(Stored entries)
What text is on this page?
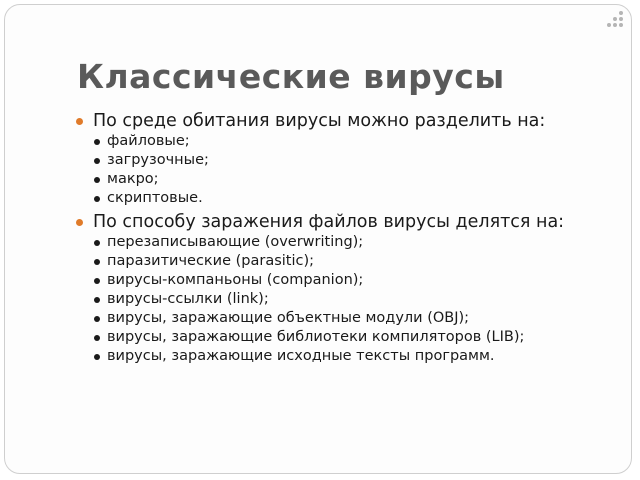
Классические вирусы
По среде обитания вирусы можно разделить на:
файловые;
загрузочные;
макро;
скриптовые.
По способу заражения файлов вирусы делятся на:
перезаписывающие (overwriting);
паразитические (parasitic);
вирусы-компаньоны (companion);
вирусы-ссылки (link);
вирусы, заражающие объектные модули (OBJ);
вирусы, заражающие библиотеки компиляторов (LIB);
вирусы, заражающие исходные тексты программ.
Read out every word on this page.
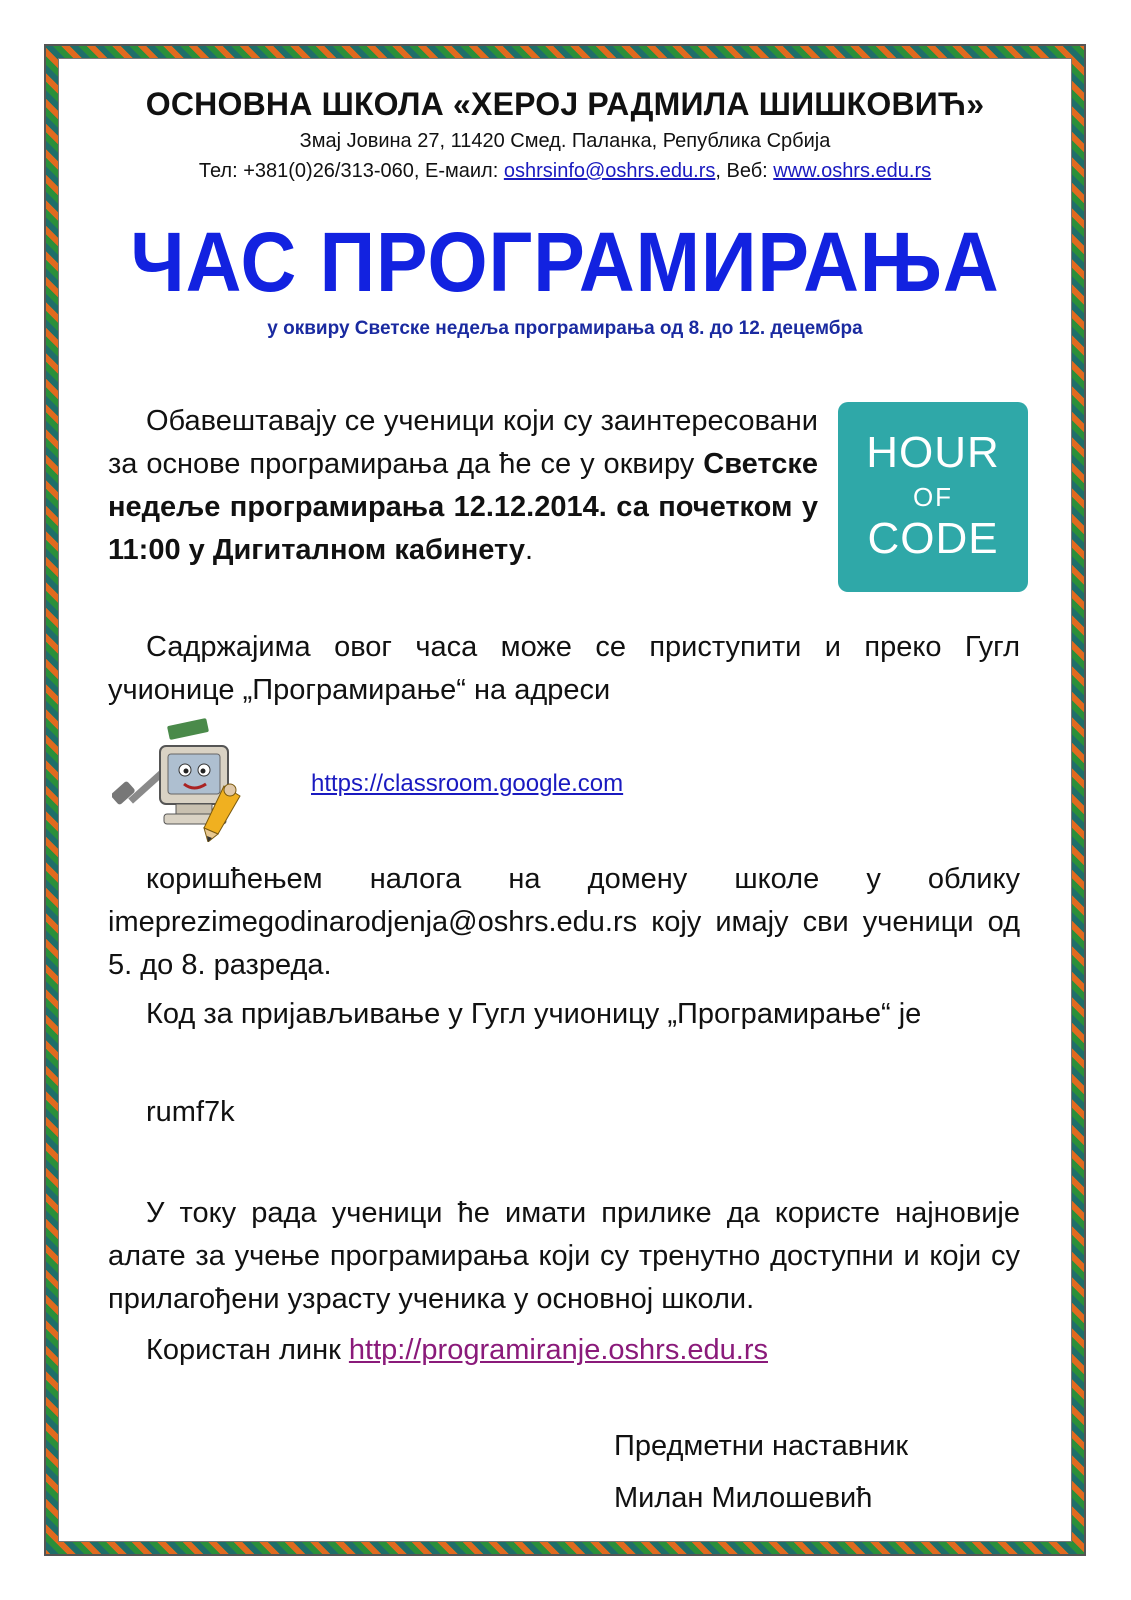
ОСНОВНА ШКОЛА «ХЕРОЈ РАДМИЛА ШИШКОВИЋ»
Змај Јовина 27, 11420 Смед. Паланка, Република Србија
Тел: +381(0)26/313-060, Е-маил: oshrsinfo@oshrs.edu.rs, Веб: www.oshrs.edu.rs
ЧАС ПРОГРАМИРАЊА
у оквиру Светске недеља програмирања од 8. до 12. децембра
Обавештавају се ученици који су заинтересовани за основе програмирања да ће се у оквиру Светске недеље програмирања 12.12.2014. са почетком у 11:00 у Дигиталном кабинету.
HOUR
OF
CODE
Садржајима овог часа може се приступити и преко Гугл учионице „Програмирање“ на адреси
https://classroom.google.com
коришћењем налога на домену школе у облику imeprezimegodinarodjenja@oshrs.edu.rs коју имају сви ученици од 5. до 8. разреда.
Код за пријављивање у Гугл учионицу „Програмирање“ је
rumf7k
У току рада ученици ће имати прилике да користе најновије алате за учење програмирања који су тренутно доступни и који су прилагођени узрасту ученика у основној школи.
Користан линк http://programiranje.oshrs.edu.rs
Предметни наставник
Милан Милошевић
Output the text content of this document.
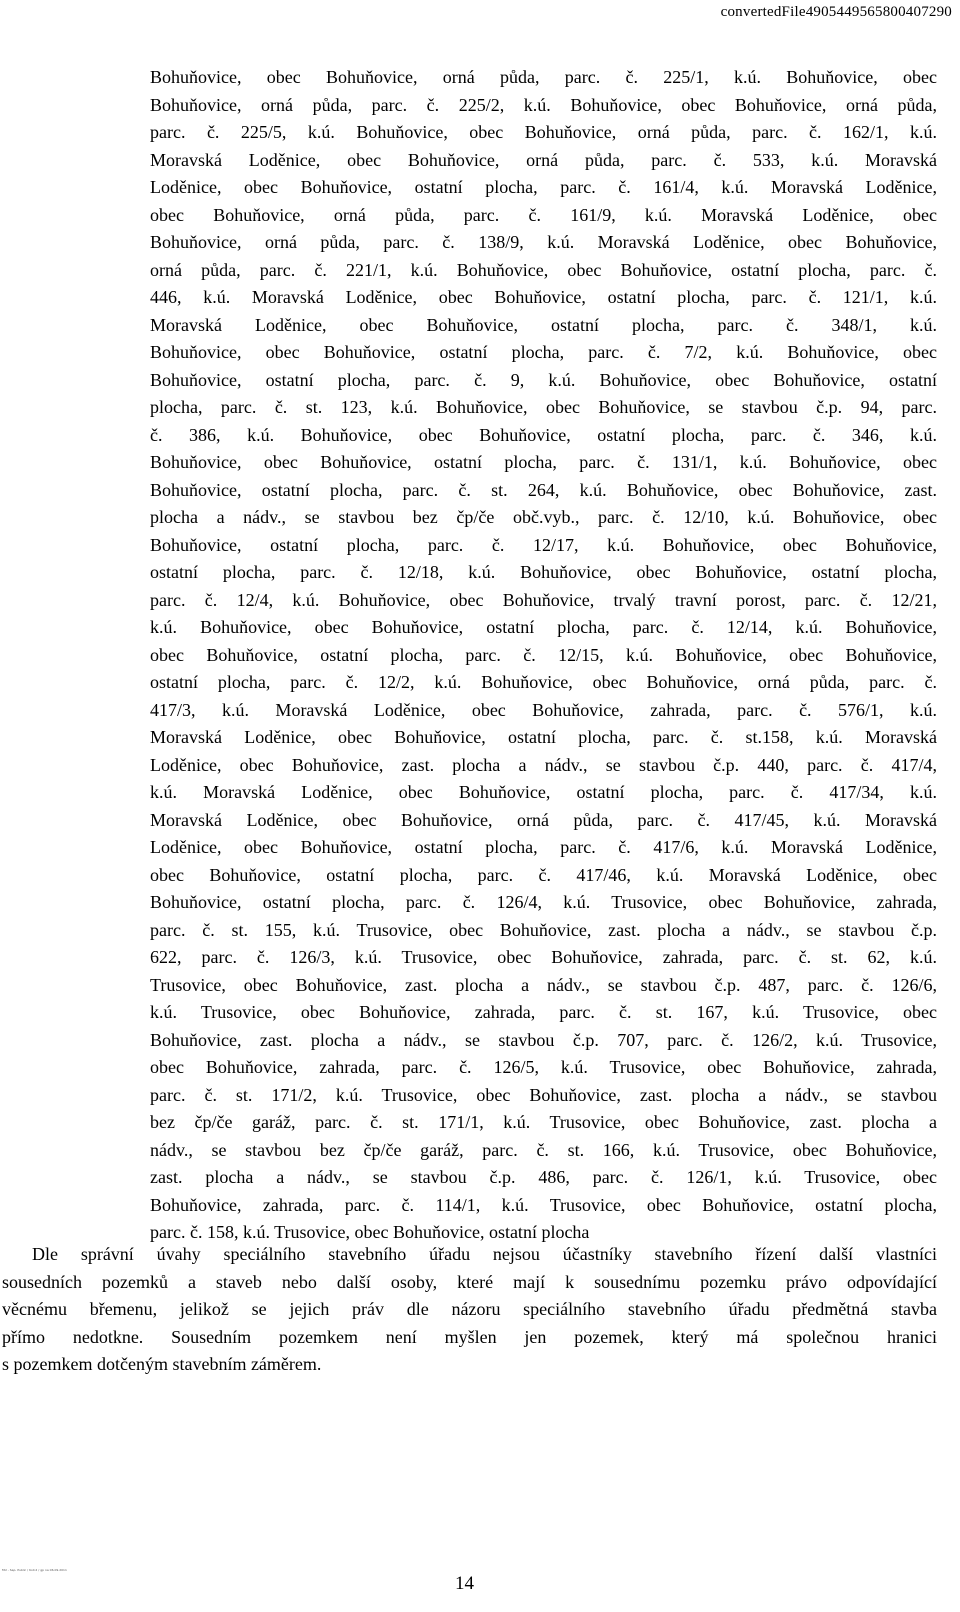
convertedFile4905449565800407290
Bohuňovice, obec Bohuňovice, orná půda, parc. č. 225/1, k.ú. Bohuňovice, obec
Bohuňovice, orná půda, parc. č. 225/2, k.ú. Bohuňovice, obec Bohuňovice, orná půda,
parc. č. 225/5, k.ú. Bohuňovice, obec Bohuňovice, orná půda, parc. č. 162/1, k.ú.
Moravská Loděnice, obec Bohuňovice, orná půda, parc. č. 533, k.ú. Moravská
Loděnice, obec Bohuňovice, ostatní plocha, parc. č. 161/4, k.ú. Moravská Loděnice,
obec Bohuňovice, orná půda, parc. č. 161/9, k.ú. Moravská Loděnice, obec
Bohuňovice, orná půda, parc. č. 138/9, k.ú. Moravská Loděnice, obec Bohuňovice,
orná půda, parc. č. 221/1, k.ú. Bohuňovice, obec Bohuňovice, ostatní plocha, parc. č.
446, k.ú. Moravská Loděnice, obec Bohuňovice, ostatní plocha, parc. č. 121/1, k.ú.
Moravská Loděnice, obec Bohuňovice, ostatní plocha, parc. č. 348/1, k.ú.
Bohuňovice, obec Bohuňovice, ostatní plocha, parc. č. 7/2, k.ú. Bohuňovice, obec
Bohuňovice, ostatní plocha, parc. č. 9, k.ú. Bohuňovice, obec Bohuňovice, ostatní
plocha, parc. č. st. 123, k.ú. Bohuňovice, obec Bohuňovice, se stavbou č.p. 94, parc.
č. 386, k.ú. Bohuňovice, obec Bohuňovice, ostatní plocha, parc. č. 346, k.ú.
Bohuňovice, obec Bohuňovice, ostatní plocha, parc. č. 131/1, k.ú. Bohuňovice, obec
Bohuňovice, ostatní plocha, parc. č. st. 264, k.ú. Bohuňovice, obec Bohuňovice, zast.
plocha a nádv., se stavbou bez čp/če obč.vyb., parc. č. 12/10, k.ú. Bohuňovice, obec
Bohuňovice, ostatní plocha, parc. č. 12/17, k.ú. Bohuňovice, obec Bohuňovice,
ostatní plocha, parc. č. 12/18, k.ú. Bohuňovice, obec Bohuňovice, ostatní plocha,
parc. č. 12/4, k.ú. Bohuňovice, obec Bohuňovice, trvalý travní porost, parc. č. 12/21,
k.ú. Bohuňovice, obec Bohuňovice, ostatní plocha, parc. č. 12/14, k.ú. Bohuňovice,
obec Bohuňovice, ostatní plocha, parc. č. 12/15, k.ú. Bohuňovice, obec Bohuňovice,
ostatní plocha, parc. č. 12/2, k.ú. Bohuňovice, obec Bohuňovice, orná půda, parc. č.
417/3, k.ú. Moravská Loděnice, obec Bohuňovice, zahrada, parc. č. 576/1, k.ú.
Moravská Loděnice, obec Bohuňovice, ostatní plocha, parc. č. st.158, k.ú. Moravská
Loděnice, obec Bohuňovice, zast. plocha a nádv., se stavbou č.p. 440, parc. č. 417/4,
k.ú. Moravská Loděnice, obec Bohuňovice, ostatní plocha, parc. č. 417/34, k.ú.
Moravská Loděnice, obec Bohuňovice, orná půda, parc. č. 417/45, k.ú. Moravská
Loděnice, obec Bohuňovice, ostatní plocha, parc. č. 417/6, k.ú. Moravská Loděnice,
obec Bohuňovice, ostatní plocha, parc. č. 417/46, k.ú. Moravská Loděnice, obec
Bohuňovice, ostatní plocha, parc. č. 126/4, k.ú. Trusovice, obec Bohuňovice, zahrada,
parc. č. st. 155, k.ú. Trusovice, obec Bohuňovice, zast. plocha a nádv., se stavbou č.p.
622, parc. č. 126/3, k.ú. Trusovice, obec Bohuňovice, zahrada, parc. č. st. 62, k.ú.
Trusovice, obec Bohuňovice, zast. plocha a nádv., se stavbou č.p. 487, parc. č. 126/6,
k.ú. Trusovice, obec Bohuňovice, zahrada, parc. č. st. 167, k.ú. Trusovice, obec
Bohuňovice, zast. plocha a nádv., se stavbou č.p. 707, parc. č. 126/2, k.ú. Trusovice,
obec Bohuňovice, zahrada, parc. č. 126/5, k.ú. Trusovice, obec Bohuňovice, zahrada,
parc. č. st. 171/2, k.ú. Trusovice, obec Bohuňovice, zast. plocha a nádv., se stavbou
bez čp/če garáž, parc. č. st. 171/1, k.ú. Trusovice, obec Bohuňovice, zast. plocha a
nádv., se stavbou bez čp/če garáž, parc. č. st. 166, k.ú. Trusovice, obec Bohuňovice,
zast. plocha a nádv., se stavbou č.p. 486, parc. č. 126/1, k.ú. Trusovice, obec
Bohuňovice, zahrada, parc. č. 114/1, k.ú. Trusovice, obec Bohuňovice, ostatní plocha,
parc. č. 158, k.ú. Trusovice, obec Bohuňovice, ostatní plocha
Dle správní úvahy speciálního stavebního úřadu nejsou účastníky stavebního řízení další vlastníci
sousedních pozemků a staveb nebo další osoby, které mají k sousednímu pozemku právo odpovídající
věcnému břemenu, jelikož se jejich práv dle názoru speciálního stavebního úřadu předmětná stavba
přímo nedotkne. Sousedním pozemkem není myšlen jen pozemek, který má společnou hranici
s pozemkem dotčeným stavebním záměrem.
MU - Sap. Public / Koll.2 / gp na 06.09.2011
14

• _Objective_
Give back every line exactly as it stands, pictures excluded.

• _Task response_
What text is on this page?
Классические вирусы
По среде обитания вирусы можно разделить на:
файловые;
загрузочные;
макро;
скриптовые.
По способу заражения файлов вирусы делятся на:
перезаписывающие (overwriting);
паразитические (parasitic);
вирусы-компаньоны (companion);
вирусы-ссылки (link);
вирусы, заражающие объектные модули (OBJ);
вирусы, заражающие библиотеки компиляторов (LIB);
вирусы, заражающие исходные тексты программ.
Read out every word on this page.
ОСНОВНА ШКОЛА «ХЕРОЈ РАДМИЛА ШИШКОВИЋ»
Змај Јовина 27, 11420 Смед. Паланка, Република Србија
Тел: +381(0)26/313-060, Е-маил: oshrsinfo@oshrs.edu.rs, Веб: www.oshrs.edu.rs
ЧАС ПРОГРАМИРАЊА
у оквиру Светске недеља програмирања од 8. до 12. децембра
Обавештавају се ученици који су заинтересовани за основе програмирања да ће се у оквиру Светске недеље програмирања 12.12.2014. са почетком у 11:00 у Дигиталном кабинету.
HOUR
OF
CODE
Садржајима овог часа може се приступити и преко Гугл учионице „Програмирање“ на адреси
https://classroom.google.com
коришћењем налога на домену школе у облику imeprezimegodinarodjenja@oshrs.edu.rs коју имају сви ученици од 5. до 8. разреда.
Код за пријављивање у Гугл учионицу „Програмирање“ је
rumf7k
У току рада ученици ће имати прилике да користе најновије алате за учење програмирања који су тренутно доступни и који су прилагођени узрасту ученика у основној школи.
Користан линк http://programiranje.oshrs.edu.rs
Предметни наставник
Милан Милошевић
Output the text content of this document.
convertedFile4905449565800407290
Bohuňovice, obec Bohuňovice, orná půda, parc. č. 225/1, k.ú. Bohuňovice, obec
Bohuňovice, orná půda, parc. č. 225/2, k.ú. Bohuňovice, obec Bohuňovice, orná půda,
parc. č. 225/5, k.ú. Bohuňovice, obec Bohuňovice, orná půda, parc. č. 162/1, k.ú.
Moravská Loděnice, obec Bohuňovice, orná půda, parc. č. 533, k.ú. Moravská
Loděnice, obec Bohuňovice, ostatní plocha, parc. č. 161/4, k.ú. Moravská Loděnice,
obec Bohuňovice, orná půda, parc. č. 161/9, k.ú. Moravská Loděnice, obec
Bohuňovice, orná půda, parc. č. 138/9, k.ú. Moravská Loděnice, obec Bohuňovice,
orná půda, parc. č. 221/1, k.ú. Bohuňovice, obec Bohuňovice, ostatní plocha, parc. č.
446, k.ú. Moravská Loděnice, obec Bohuňovice, ostatní plocha, parc. č. 121/1, k.ú.
Moravská Loděnice, obec Bohuňovice, ostatní plocha, parc. č. 348/1, k.ú.
Bohuňovice, obec Bohuňovice, ostatní plocha, parc. č. 7/2, k.ú. Bohuňovice, obec
Bohuňovice, ostatní plocha, parc. č. 9, k.ú. Bohuňovice, obec Bohuňovice, ostatní
plocha, parc. č. st. 123, k.ú. Bohuňovice, obec Bohuňovice, se stavbou č.p. 94, parc.
č. 386, k.ú. Bohuňovice, obec Bohuňovice, ostatní plocha, parc. č. 346, k.ú.
Bohuňovice, obec Bohuňovice, ostatní plocha, parc. č. 131/1, k.ú. Bohuňovice, obec
Bohuňovice, ostatní plocha, parc. č. st. 264, k.ú. Bohuňovice, obec Bohuňovice, zast.
plocha a nádv., se stavbou bez čp/če obč.vyb., parc. č. 12/10, k.ú. Bohuňovice, obec
Bohuňovice, ostatní plocha, parc. č. 12/17, k.ú. Bohuňovice, obec Bohuňovice,
ostatní plocha, parc. č. 12/18, k.ú. Bohuňovice, obec Bohuňovice, ostatní plocha,
parc. č. 12/4, k.ú. Bohuňovice, obec Bohuňovice, trvalý travní porost, parc. č. 12/21,
k.ú. Bohuňovice, obec Bohuňovice, ostatní plocha, parc. č. 12/14, k.ú. Bohuňovice,
obec Bohuňovice, ostatní plocha, parc. č. 12/15, k.ú. Bohuňovice, obec Bohuňovice,
ostatní plocha, parc. č. 12/2, k.ú. Bohuňovice, obec Bohuňovice, orná půda, parc. č.
417/3, k.ú. Moravská Loděnice, obec Bohuňovice, zahrada, parc. č. 576/1, k.ú.
Moravská Loděnice, obec Bohuňovice, ostatní plocha, parc. č. st.158, k.ú. Moravská
Loděnice, obec Bohuňovice, zast. plocha a nádv., se stavbou č.p. 440, parc. č. 417/4,
k.ú. Moravská Loděnice, obec Bohuňovice, ostatní plocha, parc. č. 417/34, k.ú.
Moravská Loděnice, obec Bohuňovice, orná půda, parc. č. 417/45, k.ú. Moravská
Loděnice, obec Bohuňovice, ostatní plocha, parc. č. 417/6, k.ú. Moravská Loděnice,
obec Bohuňovice, ostatní plocha, parc. č. 417/46, k.ú. Moravská Loděnice, obec
Bohuňovice, ostatní plocha, parc. č. 126/4, k.ú. Trusovice, obec Bohuňovice, zahrada,
parc. č. st. 155, k.ú. Trusovice, obec Bohuňovice, zast. plocha a nádv., se stavbou č.p.
622, parc. č. 126/3, k.ú. Trusovice, obec Bohuňovice, zahrada, parc. č. st. 62, k.ú.
Trusovice, obec Bohuňovice, zast. plocha a nádv., se stavbou č.p. 487, parc. č. 126/6,
k.ú. Trusovice, obec Bohuňovice, zahrada, parc. č. st. 167, k.ú. Trusovice, obec
Bohuňovice, zast. plocha a nádv., se stavbou č.p. 707, parc. č. 126/2, k.ú. Trusovice,
obec Bohuňovice, zahrada, parc. č. 126/5, k.ú. Trusovice, obec Bohuňovice, zahrada,
parc. č. st. 171/2, k.ú. Trusovice, obec Bohuňovice, zast. plocha a nádv., se stavbou
bez čp/če garáž, parc. č. st. 171/1, k.ú. Trusovice, obec Bohuňovice, zast. plocha a
nádv., se stavbou bez čp/če garáž, parc. č. st. 166, k.ú. Trusovice, obec Bohuňovice,
zast. plocha a nádv., se stavbou č.p. 486, parc. č. 126/1, k.ú. Trusovice, obec
Bohuňovice, zahrada, parc. č. 114/1, k.ú. Trusovice, obec Bohuňovice, ostatní plocha,
parc. č. 158, k.ú. Trusovice, obec Bohuňovice, ostatní plocha
Dle správní úvahy speciálního stavebního úřadu nejsou účastníky stavebního řízení další vlastníci
sousedních pozemků a staveb nebo další osoby, které mají k sousednímu pozemku právo odpovídající
věcnému břemenu, jelikož se jejich práv dle názoru speciálního stavebního úřadu předmětná stavba
přímo nedotkne. Sousedním pozemkem není myšlen jen pozemek, který má společnou hranici
s pozemkem dotčeným stavebním záměrem.
MU - Sap. Public / Koll.2 / gp na 06.09.2011
14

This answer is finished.